For me, everything started to fall into place when I saw some code because I find code easier to understand and experiment with. About a year ago, Chuck Walbourn posted the parts of the D3DXMath library lost when moving to the DirectXMath library, including the source to D3DXSH-like functions. That page is worth keeping open thanks to the links to the MSN documentation for the D3DXSH versions of the functions.

Starting with XMSHEvalDirectionalLight(), I evaluated my first 3rd order SH representation of a directional light pointing up the Y axis, then I used XMSHEvalDirection() to convert my test Y axis vector to a 3rd order SH direction and then dotted the two values together XMSHDot(). Outside of SH, I’d expect this dot to return 1.0f, but with my SH code, I got 2.1176472 and that’s not some special SH thing turned up to 11, I was just doing it wrong. Here’s the code:

	const unsigned int c_shOrder = 3;
	XMVECTORF32 lightDir = {0.0f, 1.0f, 0.0f};
	XMVECTORF32 lightColor = {1.0f, 1.0f, 1.0f};
	float evalledLight[c_shOrder * c_shOrder];
	XMSHEvalDirectionalLight(c_shOrder, lightDir, lightColor, evalledLight, NULL, NULL);

	XMVECTORF32 normal = {0.0f, 1.0f, 0.0f};
	float dir[c_shOrder * c_shOrder];
	XMSHEvalDirection(dir, c_shOrder, normal);
	float result = XMSHDot(c_shOrder, dir, evalledLight);

It took a while to find Stephen Hill’s (@self_shadow) code in his comment on Seb Lagarde’s blog post about the use of pi in game lighting which applies the exact same functions to generate the SH representation of the light and normal but uses a custom dot with coefficients per band {1.0f, 2.0f/3.0f, 1.0f/4.0f} (it’s the 4th value in that array that would be zero). Updating the code to use that custom dot gives the expected 1.0f – win! Looking at the code, the per-band coefficients could even be baked into the SH representation of the light, but I’ve only seen it done once, earlier in the Seb Lagarde blog post – look for ConvolveCosineLobeBandFactor.

Digging further into the code from Chuck you can also find analytical lights such as Spherical lights (good for faking volumes), Conical lights and Hemispherical lights (good for blue up, green down) as well as support for projecting a D3D11 cubemap into SH – SHProjectCubeMap() – which was the beast I was after.

Cubemaps eh?

With a function like SHProjectCubeMap() you can convert a cubemap into spherical harmonics, a topic covered by a paper called Coefficients for each band: An Efficient Representation for Irradiance Environment Maps by Ravi Ramamoorthi and Pat Hanrahan. This paper is the foundation of techniques regarding converting environment maps such as cubemaps to SH and it highlights the low error rate when using 3rd order SH.

Using a technique like this gives you a diffuse representation of that cubemap that you can use for global or local lighting. In the global case, you’d take your skybox texture, convert to SH and use it to add a little extra to your lighting. In the local case, you can calculate a local cubemap or cubemaps at runtime, convert to SH and use that for more local diffuse lighting – if you have enough local samples you can consider that an irradiance volume, first discussed in this paper in 1998.

*PROVIDED INFORMATION:*
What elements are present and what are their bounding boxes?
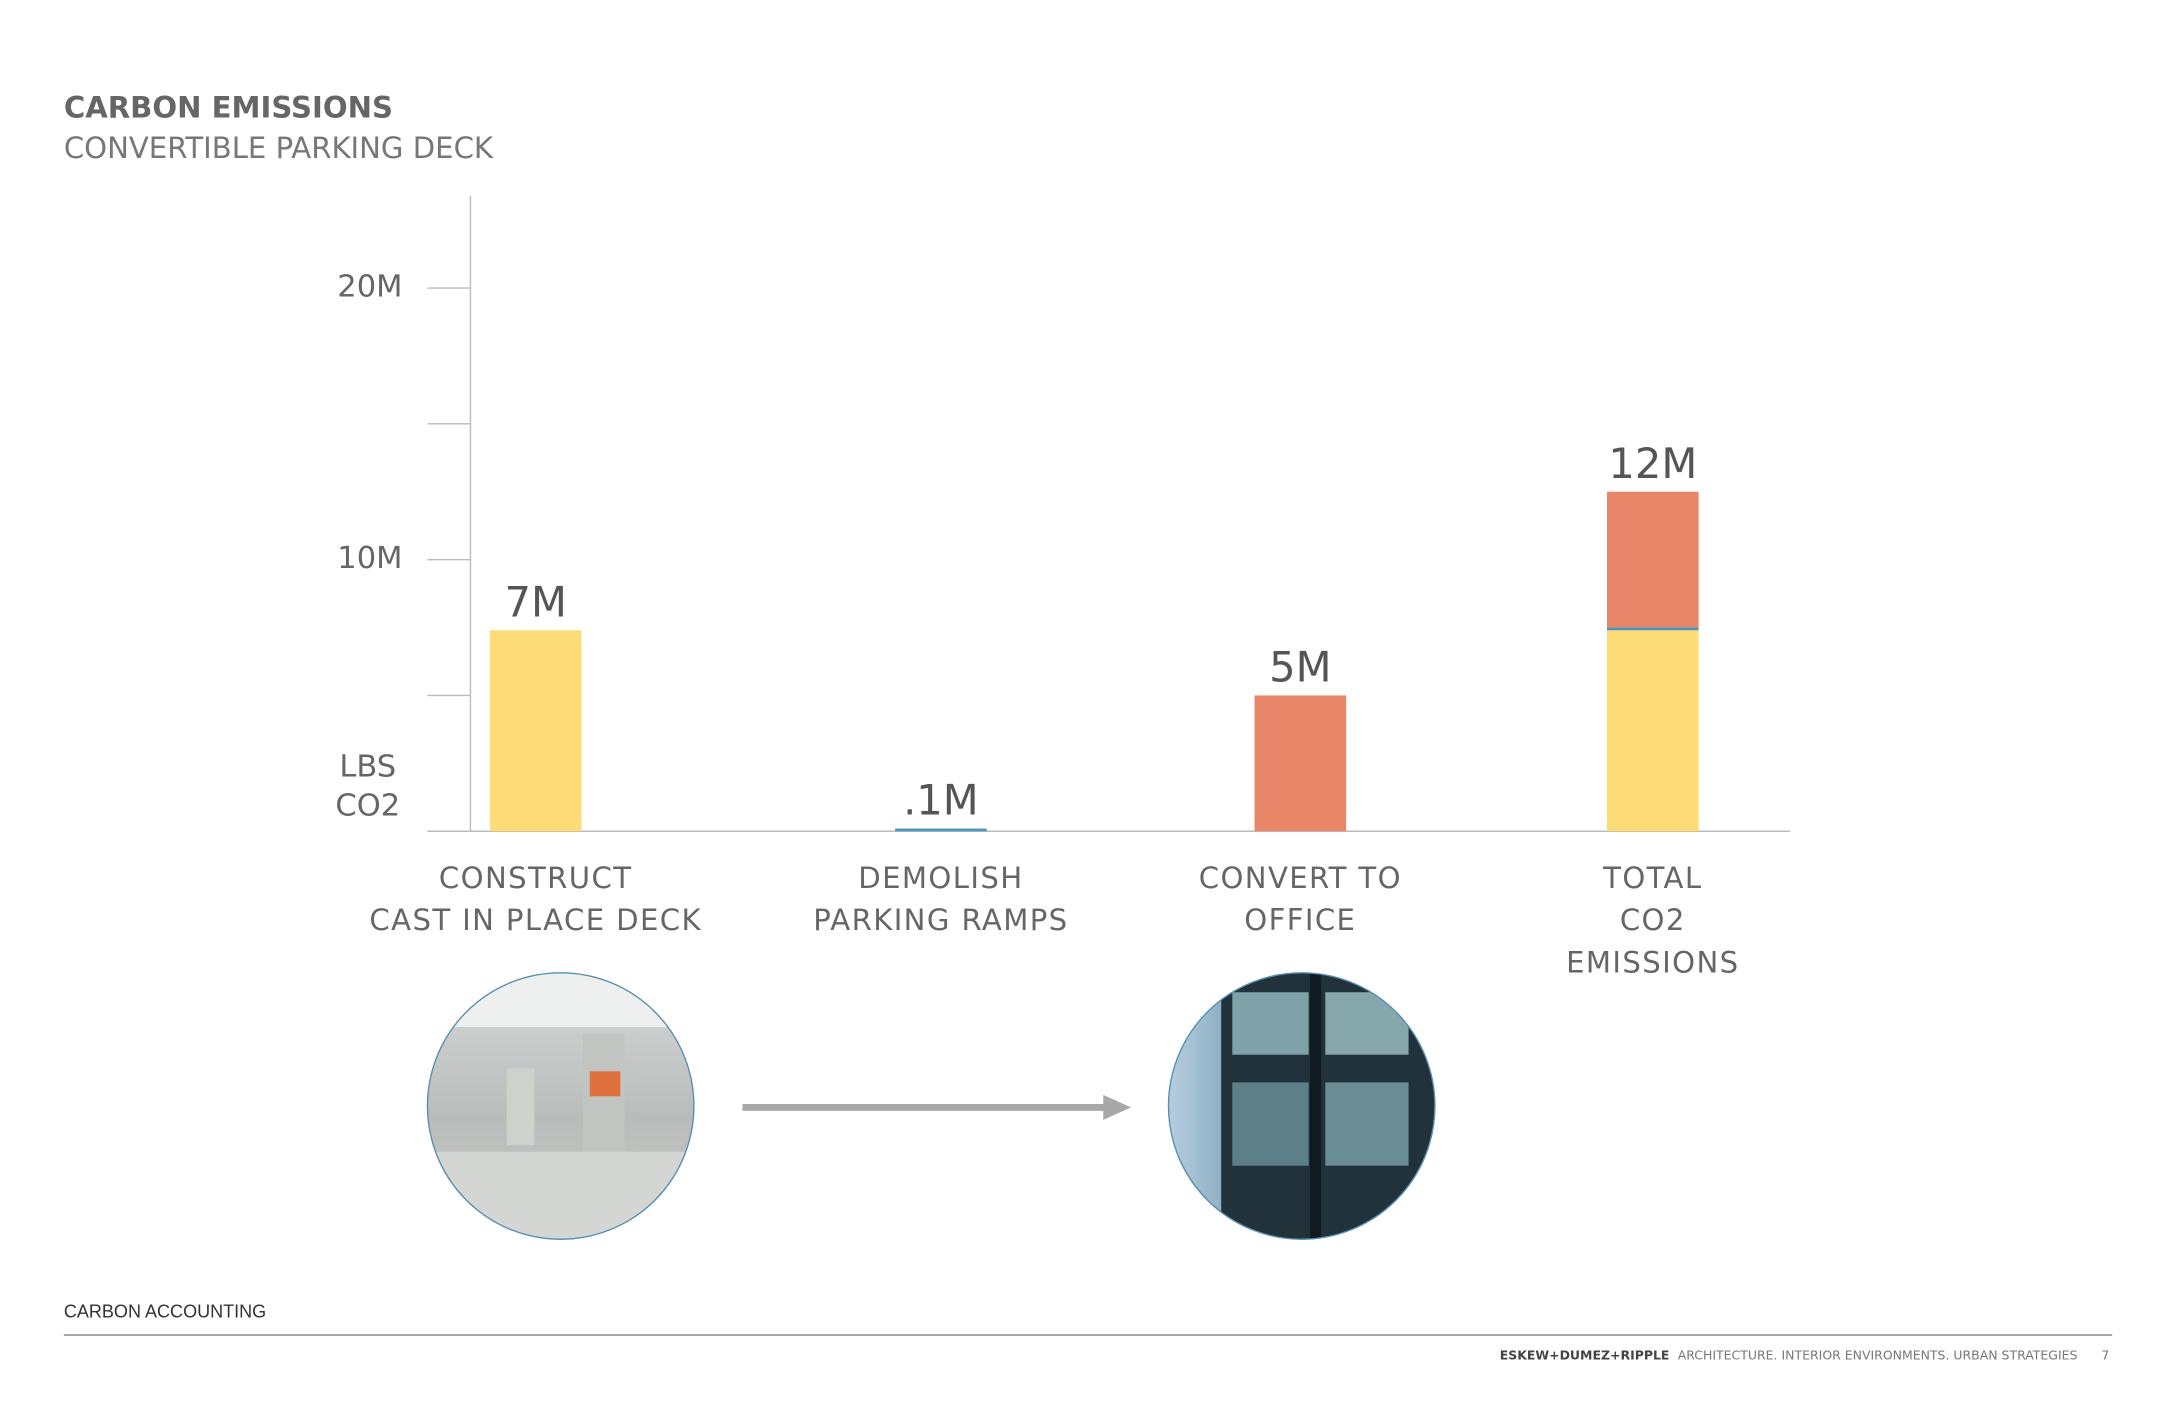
y-tick-label: 20M bbox=[337, 270, 402, 305]
x-tick-label: CONVERT TO OFFICE bbox=[1199, 861, 1402, 937]
photo-parking bbox=[427, 972, 694, 1240]
x-tick-label-line: CO2 bbox=[1620, 903, 1686, 937]
x-tick-label: DEMOLISH PARKING RAMPS bbox=[813, 861, 1068, 937]
x-tick-label: CONSTRUCT CAST IN PLACE DECK bbox=[369, 861, 702, 937]
bar-segment bbox=[1607, 491, 1699, 628]
y-axis-label: LBS CO2 bbox=[335, 749, 400, 823]
x-tick-label-line: TOTAL bbox=[1602, 861, 1702, 895]
chart-subtitle: CONVERTIBLE PARKING DECK bbox=[64, 131, 494, 165]
x-tick-label-line: DEMOLISH bbox=[858, 861, 1023, 895]
arrow bbox=[742, 1094, 1132, 1120]
total-label: 12M bbox=[1608, 439, 1697, 488]
y-tick-label: 10M bbox=[337, 541, 402, 576]
photo-border bbox=[1167, 972, 1436, 1240]
total-label: 7M bbox=[504, 577, 566, 626]
bar-segment bbox=[895, 828, 987, 832]
photo-office bbox=[1168, 972, 1435, 1240]
bar-segment bbox=[1607, 627, 1699, 631]
x-tick-label: TOTAL CO2 EMISSIONS bbox=[1566, 861, 1739, 980]
photo-border bbox=[426, 972, 695, 1240]
x-tick-label-line: EMISSIONS bbox=[1566, 945, 1739, 979]
total-label: .1M bbox=[903, 776, 979, 825]
bar-segment bbox=[489, 630, 582, 832]
page-number: 7 bbox=[2101, 1347, 2109, 1362]
chart-title: CARBON EMISSIONS bbox=[64, 91, 393, 125]
footer-firm: ESKEW+DUMEZ+RIPPLE bbox=[1500, 1347, 1670, 1362]
x-tick-label-line: CAST IN PLACE DECK bbox=[369, 903, 702, 937]
x-tick-label-line: PARKING RAMPS bbox=[813, 903, 1068, 937]
x-tick-label-line: OFFICE bbox=[1244, 903, 1356, 937]
footer-tagline: ARCHITECTURE. INTERIOR ENVIRONMENTS. URB… bbox=[1678, 1347, 2078, 1362]
bar-segment bbox=[1607, 630, 1699, 832]
bar-segment bbox=[1254, 695, 1347, 832]
x-tick-label-line: CONSTRUCT bbox=[439, 861, 633, 895]
x-tick-label-line: CONVERT TO bbox=[1199, 861, 1402, 895]
footer-section: CARBON ACCOUNTING bbox=[64, 1302, 266, 1322]
total-label: 5M bbox=[1269, 642, 1331, 691]
y-axis-label-line: LBS bbox=[339, 749, 396, 784]
y-axis-label-line: CO2 bbox=[335, 788, 400, 823]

*WRITTEN REQUEST 1:*
Answer from the text on spherical harmonics:
(a) What value did the author's first SH dot product return?
(b) What coefficients per band does the custom dot in Stephen Hill's code use?
(c) Which function projects a D3D11 cubemap into SH?
*WRITTEN REQUEST 2:* In the listing, duplicate the part that opens with the line containing "y-tick-label: 20M bbox=[337, 270, 402, 305]" and closes with the line containing "y-axis-label: LBS CO2", including both of those lines.
The listing has no connection to the text on spherical harmonics.

*FULL ANSWER 1:*
(a) 2.1176472
(b) {1.0f, 2.0f/3.0f, 1.0f/4.0f}
(c) SHProjectCubeMap()

*FULL ANSWER 2:*
y-tick-label: 20M bbox=[337, 270, 402, 305]
x-tick-label: CONVERT TO OFFICE bbox=[1199, 861, 1402, 937]
photo-parking bbox=[427, 972, 694, 1240]
x-tick-label-line: CO2 bbox=[1620, 903, 1686, 937]
x-tick-label: DEMOLISH PARKING RAMPS bbox=[813, 861, 1068, 937]
x-tick-label: CONSTRUCT CAST IN PLACE DECK bbox=[369, 861, 702, 937]
bar-segment bbox=[1607, 491, 1699, 628]
y-axis-label: LBS CO2 bbox=[335, 749, 400, 823]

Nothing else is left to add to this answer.